**YOUR TASK:** Lines holding the string "Setup" are the ones to copy; find them all in the data.

**LISTED RECORDS:**
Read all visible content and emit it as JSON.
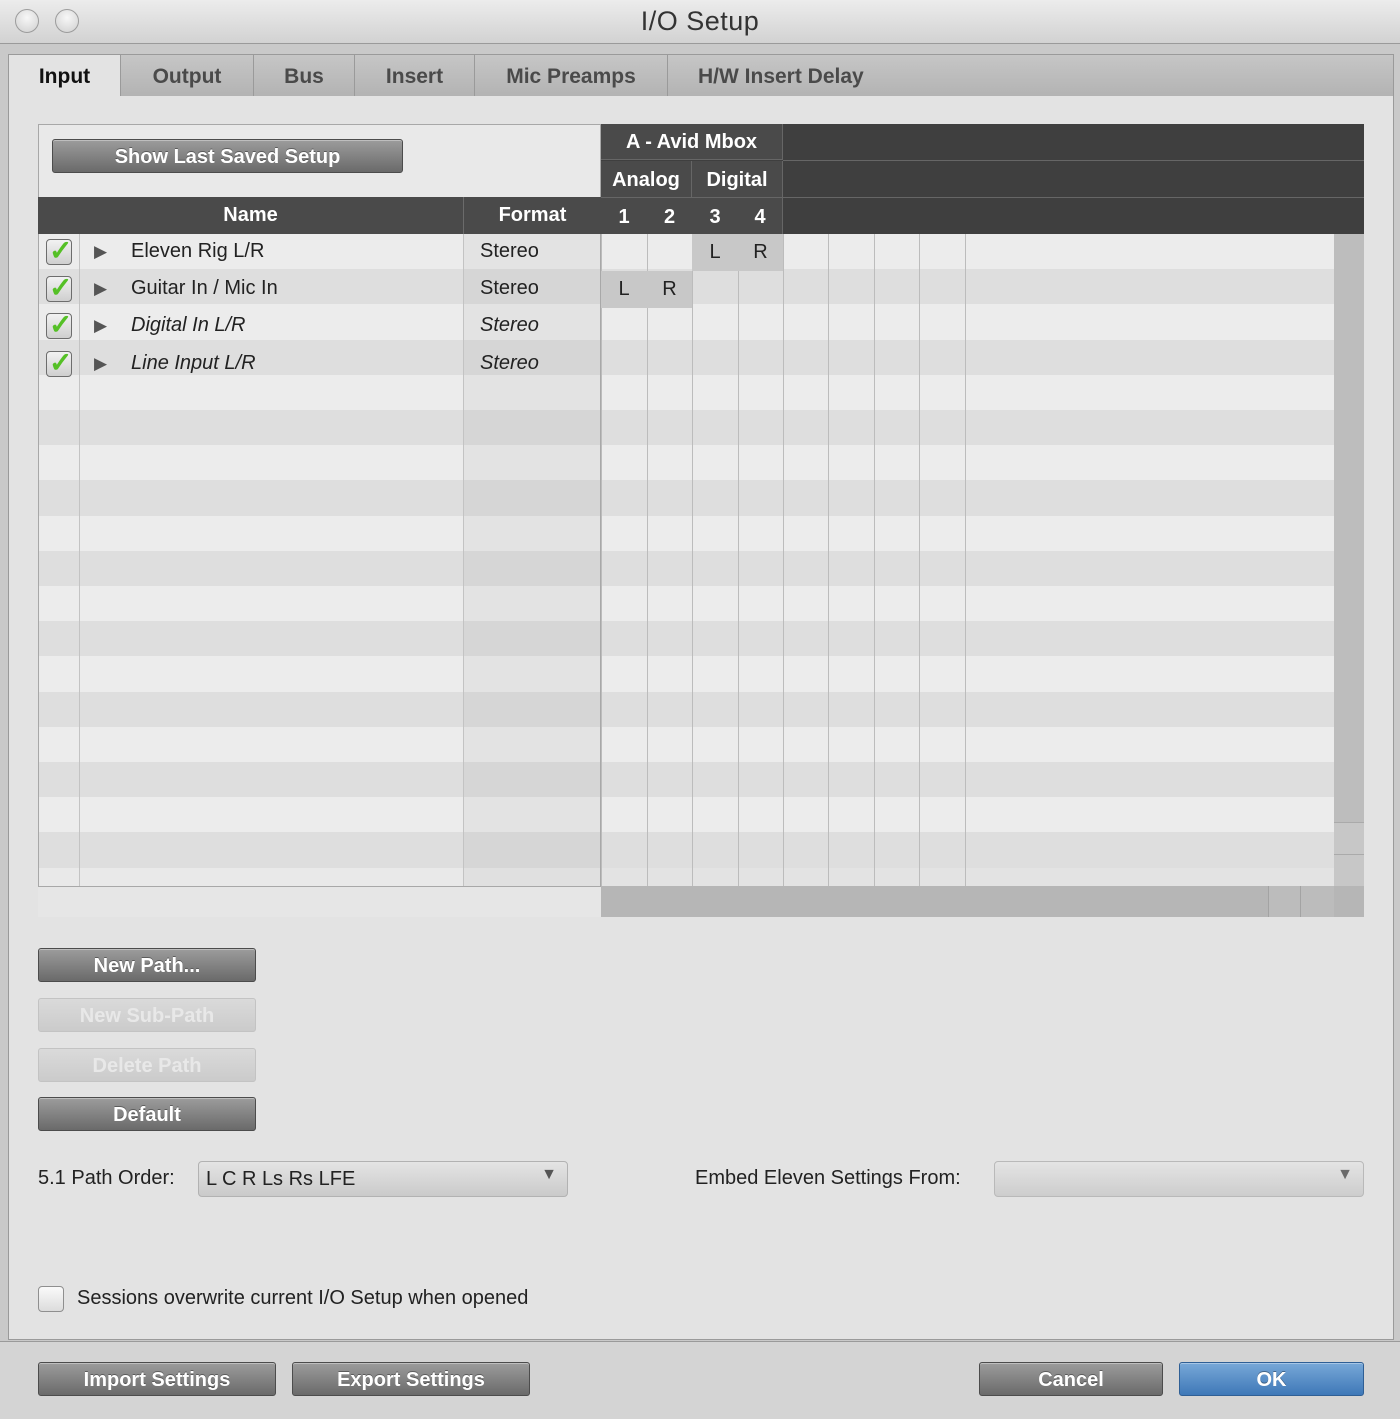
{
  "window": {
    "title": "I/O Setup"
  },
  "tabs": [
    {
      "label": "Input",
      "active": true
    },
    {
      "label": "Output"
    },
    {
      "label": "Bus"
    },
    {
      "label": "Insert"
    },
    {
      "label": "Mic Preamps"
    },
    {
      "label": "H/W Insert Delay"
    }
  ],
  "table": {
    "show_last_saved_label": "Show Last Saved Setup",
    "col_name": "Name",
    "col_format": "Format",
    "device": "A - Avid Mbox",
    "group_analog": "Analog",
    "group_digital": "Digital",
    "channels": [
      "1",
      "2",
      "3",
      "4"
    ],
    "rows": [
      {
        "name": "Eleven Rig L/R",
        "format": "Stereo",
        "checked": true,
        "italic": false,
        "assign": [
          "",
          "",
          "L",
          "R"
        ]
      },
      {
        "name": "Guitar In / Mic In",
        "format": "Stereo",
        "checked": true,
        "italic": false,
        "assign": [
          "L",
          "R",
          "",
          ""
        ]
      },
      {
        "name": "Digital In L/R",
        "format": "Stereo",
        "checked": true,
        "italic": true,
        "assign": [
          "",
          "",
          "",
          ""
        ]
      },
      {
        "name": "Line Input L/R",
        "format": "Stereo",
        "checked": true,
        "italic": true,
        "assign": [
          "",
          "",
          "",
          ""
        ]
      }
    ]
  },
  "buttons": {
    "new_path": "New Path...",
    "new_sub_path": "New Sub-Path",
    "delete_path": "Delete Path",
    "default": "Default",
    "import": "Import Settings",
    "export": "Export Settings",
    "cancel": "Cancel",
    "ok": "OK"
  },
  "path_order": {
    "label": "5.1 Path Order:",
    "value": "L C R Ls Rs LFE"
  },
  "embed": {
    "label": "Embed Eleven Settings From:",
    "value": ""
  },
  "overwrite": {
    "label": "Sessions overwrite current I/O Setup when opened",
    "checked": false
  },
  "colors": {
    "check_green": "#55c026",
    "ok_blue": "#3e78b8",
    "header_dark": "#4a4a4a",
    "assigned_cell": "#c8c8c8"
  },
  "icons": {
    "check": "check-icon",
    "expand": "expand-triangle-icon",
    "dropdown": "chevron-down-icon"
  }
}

**TASK RESULT:**
    "title": "I/O Setup"
    "show_last_saved_label": "Show Last Saved Setup",
    "label": "Sessions overwrite current I/O Setup when opened",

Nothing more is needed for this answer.